╔══

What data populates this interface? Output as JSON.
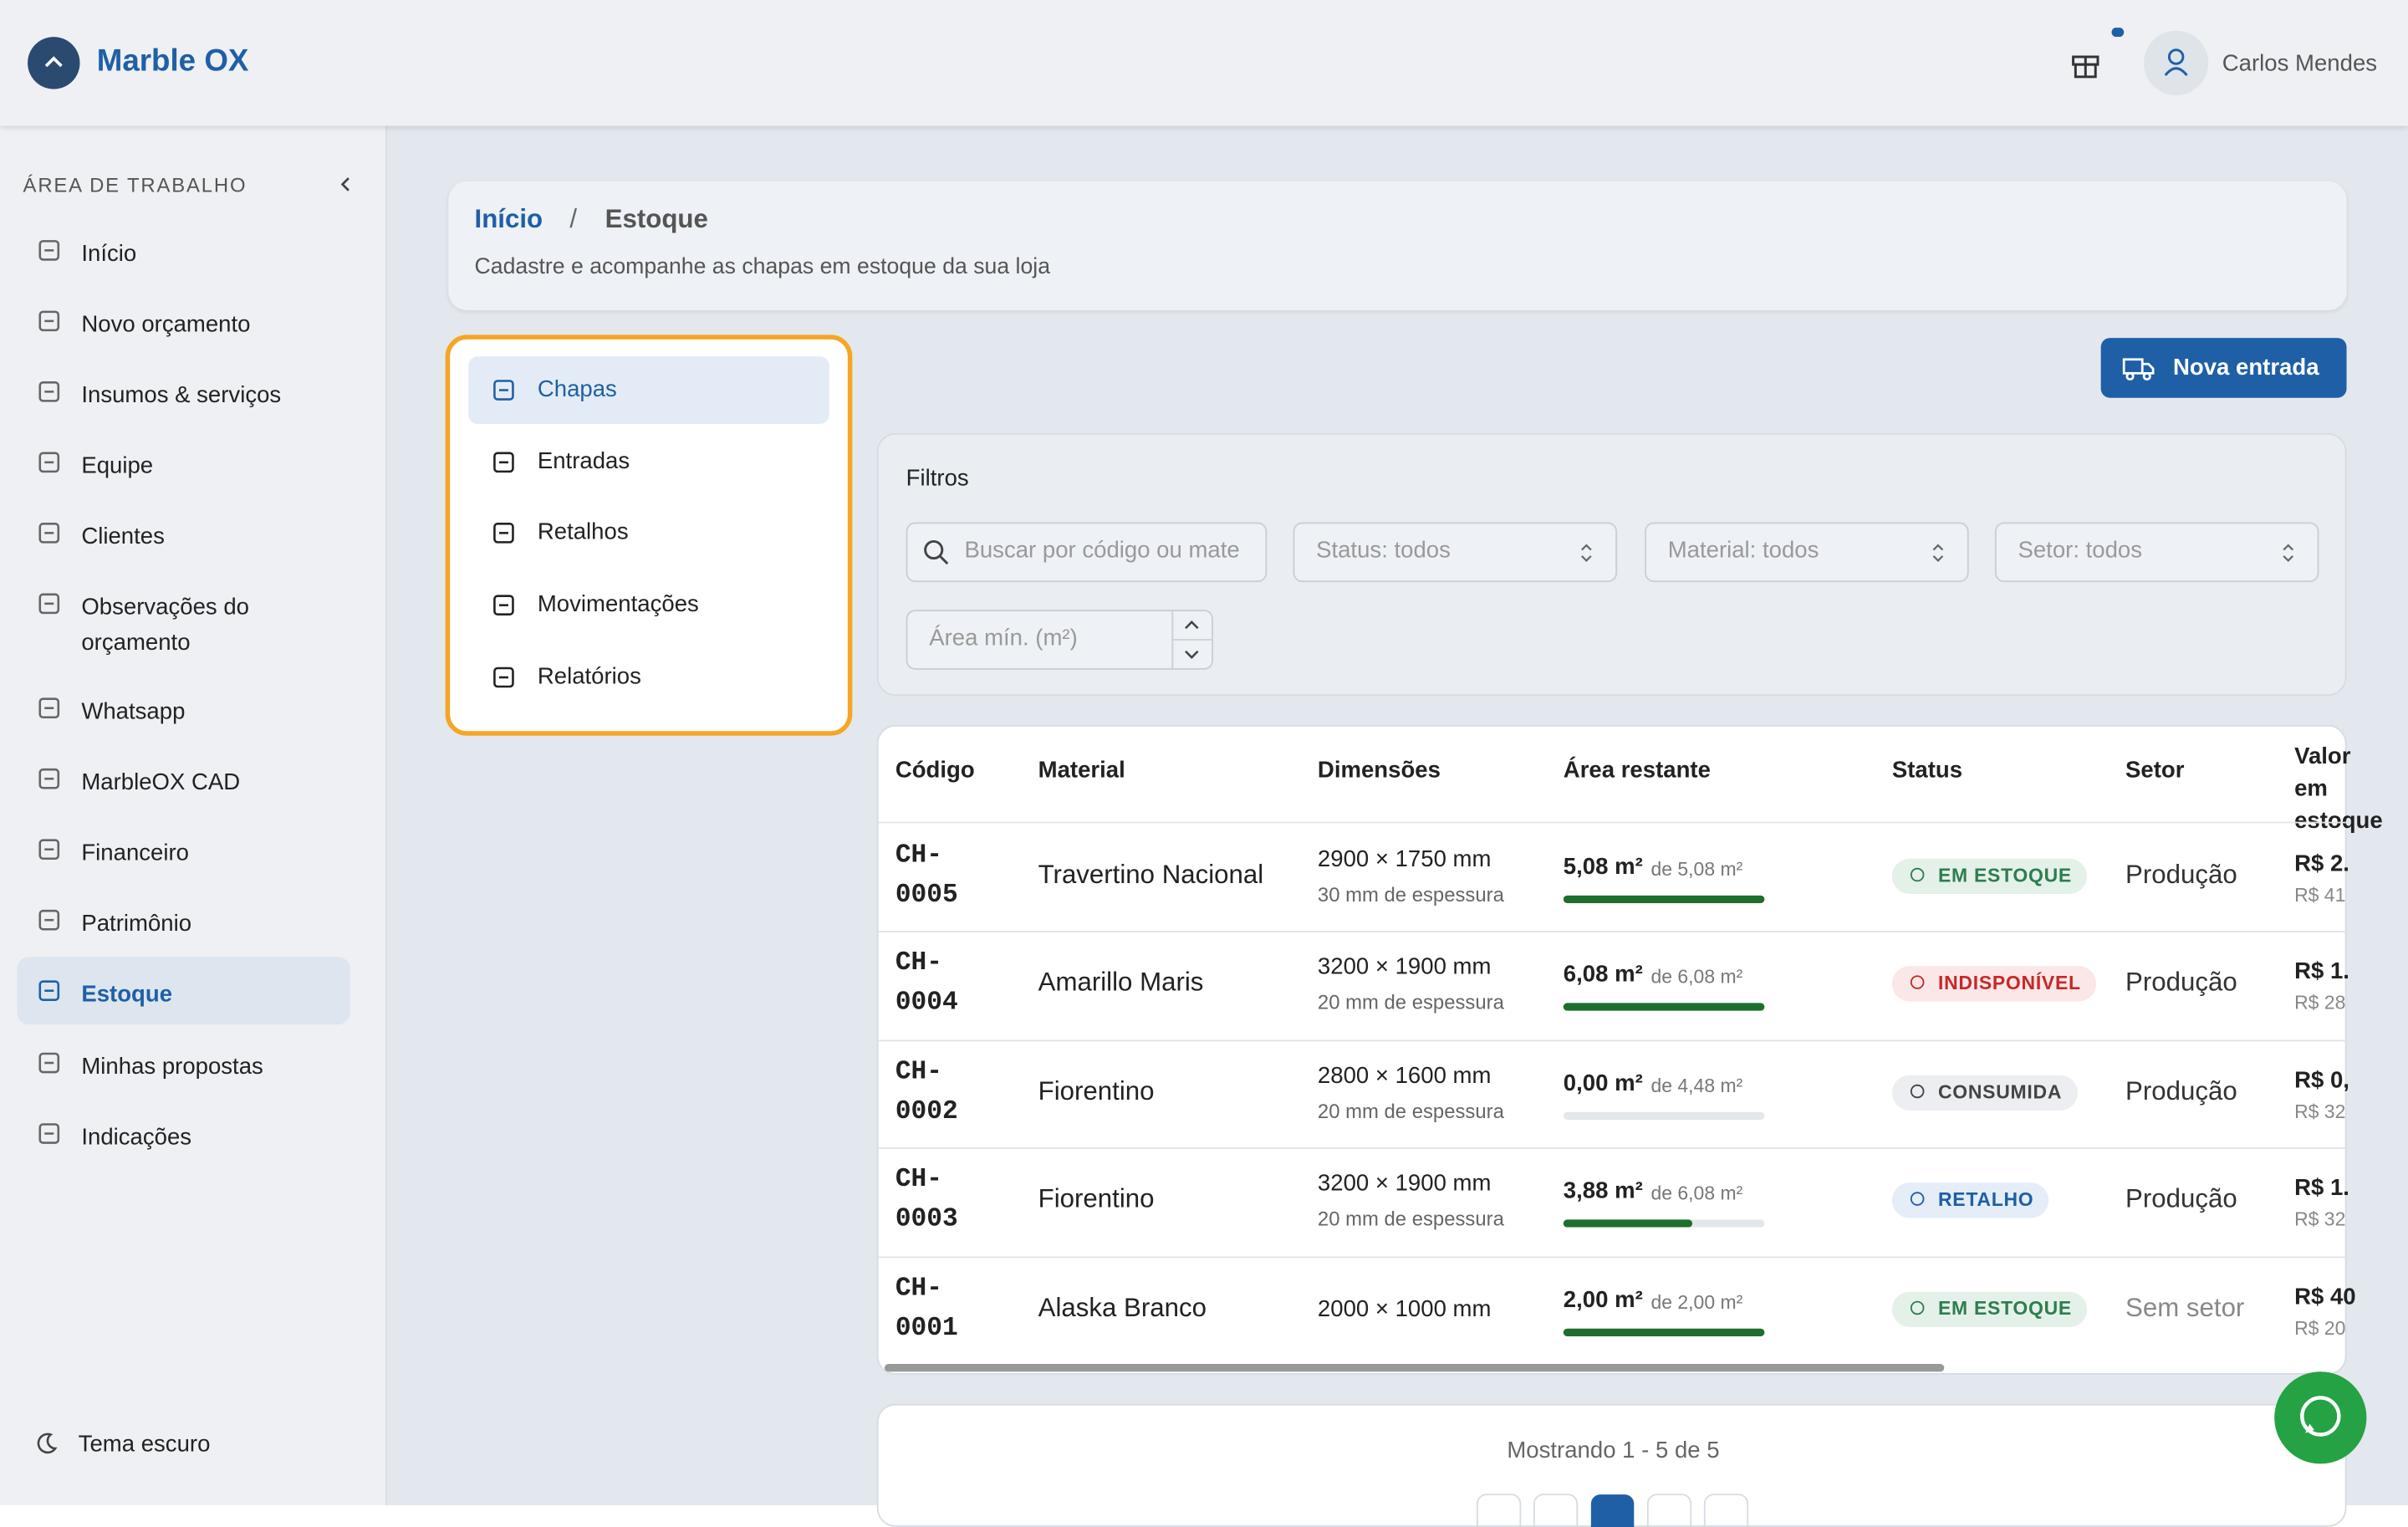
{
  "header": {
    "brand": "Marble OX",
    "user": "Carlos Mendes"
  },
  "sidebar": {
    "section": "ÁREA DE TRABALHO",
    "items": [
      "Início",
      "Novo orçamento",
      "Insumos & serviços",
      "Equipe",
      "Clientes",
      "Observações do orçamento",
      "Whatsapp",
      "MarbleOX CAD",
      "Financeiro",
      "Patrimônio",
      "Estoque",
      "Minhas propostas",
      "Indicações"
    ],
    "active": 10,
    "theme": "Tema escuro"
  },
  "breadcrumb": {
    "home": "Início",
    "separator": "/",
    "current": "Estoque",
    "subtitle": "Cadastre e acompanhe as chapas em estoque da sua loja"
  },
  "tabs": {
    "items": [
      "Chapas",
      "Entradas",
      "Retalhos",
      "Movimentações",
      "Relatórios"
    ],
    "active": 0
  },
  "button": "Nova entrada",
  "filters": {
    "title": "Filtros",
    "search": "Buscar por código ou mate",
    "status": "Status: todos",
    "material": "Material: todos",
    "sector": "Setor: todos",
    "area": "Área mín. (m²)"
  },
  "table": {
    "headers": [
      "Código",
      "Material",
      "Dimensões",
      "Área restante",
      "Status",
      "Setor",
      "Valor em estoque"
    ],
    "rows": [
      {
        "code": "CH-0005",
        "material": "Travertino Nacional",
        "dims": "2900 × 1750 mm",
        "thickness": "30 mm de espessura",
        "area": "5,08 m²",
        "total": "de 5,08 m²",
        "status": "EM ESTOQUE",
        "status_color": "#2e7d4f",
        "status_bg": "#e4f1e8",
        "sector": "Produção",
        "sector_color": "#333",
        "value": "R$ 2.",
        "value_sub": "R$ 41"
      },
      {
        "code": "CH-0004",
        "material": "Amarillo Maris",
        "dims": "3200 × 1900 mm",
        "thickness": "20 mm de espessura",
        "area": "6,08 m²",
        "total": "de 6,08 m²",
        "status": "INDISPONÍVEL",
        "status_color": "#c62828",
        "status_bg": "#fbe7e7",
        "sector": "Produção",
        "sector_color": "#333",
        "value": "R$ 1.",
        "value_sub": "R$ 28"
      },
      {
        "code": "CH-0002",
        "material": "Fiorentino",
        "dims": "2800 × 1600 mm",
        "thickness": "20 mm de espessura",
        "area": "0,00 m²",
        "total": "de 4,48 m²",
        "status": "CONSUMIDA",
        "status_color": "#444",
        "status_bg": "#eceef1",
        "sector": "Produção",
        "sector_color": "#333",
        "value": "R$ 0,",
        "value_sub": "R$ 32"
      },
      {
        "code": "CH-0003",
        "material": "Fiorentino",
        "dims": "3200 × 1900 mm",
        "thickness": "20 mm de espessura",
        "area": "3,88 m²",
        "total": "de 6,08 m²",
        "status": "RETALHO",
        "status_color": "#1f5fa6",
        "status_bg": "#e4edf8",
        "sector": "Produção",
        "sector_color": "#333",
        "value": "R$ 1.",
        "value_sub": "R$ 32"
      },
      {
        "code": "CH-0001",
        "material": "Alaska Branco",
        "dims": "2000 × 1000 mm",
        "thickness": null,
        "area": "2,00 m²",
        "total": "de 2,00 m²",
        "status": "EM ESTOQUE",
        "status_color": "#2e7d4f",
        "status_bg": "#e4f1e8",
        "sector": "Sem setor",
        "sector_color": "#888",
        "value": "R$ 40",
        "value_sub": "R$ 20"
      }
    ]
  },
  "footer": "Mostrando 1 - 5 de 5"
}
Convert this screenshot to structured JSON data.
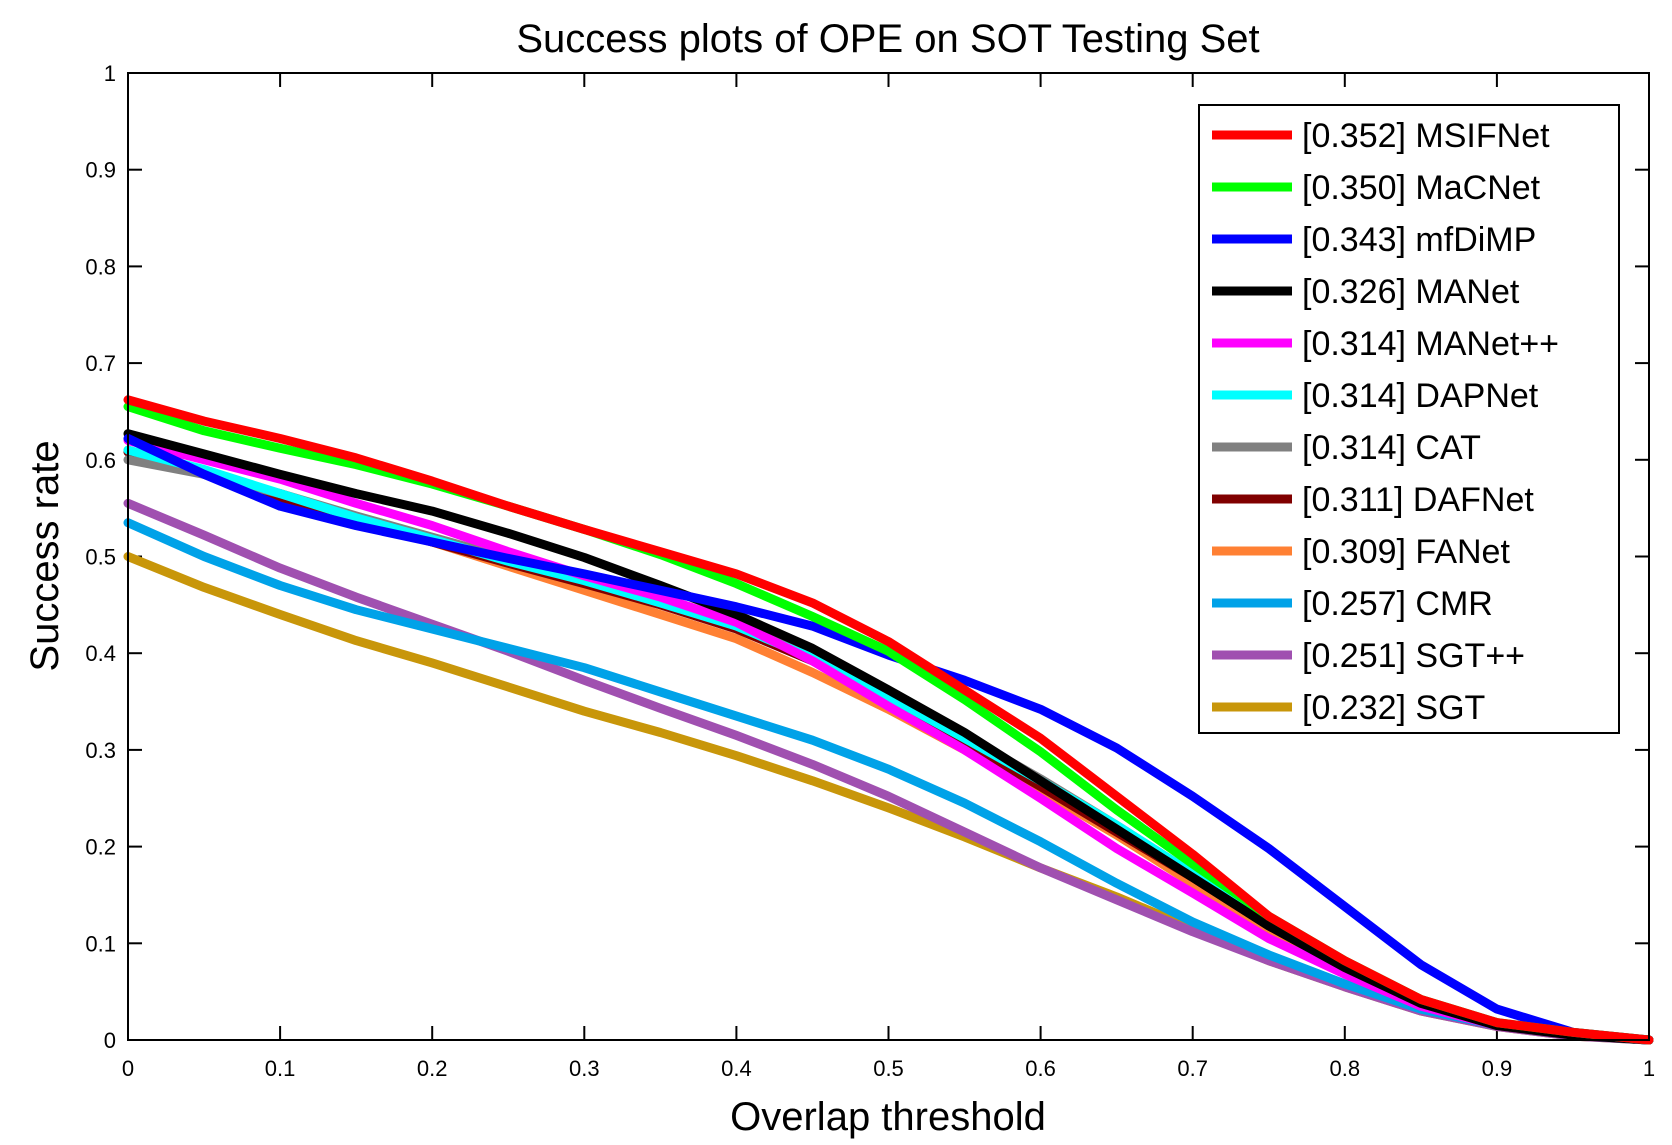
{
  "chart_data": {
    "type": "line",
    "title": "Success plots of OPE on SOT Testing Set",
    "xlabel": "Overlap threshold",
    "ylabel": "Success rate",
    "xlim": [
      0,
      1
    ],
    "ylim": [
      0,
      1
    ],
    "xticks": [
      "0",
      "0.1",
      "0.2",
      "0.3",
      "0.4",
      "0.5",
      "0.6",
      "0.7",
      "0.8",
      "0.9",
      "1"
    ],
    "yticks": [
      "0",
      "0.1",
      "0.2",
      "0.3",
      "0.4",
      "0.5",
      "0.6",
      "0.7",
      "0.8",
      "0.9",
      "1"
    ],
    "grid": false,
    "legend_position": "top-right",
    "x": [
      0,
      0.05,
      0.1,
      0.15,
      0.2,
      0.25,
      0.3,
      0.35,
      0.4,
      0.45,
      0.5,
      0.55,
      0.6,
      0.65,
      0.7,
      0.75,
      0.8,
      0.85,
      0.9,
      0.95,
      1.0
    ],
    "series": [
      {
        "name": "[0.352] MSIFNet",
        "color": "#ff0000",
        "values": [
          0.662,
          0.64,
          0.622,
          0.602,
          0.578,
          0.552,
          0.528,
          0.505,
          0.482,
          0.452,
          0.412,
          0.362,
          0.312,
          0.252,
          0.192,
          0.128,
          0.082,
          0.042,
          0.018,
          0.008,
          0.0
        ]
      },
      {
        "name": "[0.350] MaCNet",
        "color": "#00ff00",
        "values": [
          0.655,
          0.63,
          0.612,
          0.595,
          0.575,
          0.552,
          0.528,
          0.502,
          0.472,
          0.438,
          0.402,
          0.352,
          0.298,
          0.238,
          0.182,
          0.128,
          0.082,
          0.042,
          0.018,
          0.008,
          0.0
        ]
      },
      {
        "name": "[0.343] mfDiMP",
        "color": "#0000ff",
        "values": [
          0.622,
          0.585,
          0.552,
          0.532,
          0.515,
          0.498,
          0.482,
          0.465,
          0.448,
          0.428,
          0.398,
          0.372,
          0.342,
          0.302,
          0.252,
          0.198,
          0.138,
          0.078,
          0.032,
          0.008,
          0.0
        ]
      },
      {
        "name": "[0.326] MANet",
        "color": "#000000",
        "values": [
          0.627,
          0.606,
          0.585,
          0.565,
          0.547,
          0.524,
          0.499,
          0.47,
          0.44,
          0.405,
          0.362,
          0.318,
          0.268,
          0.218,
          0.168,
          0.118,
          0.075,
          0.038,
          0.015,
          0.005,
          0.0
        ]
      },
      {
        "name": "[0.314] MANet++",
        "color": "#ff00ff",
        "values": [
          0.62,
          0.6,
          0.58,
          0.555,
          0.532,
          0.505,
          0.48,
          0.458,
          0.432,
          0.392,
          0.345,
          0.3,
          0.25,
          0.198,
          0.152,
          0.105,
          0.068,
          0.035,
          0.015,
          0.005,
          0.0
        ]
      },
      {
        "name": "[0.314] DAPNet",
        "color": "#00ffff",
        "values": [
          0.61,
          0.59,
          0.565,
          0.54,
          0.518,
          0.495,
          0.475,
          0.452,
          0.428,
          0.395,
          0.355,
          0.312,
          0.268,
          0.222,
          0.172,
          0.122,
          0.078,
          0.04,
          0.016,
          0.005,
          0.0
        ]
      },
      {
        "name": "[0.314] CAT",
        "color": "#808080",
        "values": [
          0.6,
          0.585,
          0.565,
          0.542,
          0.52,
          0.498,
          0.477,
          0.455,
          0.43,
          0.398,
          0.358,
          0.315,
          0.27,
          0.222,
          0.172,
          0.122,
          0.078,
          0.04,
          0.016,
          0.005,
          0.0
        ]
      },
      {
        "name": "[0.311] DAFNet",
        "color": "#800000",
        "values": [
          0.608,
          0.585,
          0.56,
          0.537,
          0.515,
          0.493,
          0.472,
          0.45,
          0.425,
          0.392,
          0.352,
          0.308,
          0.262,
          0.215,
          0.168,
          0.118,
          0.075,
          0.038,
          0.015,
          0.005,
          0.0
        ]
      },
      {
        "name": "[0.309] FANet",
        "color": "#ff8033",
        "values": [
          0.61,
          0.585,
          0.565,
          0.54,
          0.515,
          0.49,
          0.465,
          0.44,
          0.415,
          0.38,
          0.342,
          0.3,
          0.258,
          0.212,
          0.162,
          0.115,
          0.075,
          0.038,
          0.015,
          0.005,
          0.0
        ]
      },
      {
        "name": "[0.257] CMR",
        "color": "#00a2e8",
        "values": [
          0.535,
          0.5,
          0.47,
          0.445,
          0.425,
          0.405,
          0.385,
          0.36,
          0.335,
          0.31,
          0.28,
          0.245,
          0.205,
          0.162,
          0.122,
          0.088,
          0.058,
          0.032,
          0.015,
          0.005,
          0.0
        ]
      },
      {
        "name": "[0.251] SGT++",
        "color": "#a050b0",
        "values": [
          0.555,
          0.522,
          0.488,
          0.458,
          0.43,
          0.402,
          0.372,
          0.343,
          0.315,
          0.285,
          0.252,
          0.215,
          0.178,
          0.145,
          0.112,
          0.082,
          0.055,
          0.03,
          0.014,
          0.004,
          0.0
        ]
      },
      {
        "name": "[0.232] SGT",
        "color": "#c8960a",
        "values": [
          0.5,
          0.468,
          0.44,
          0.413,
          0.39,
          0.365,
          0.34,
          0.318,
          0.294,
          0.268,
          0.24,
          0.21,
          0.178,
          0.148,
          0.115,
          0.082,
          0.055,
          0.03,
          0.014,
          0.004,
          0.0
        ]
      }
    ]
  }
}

╚══

How many lines in the records above contain the word "dims"? Reply with the number and nothing more.

## Expected output
5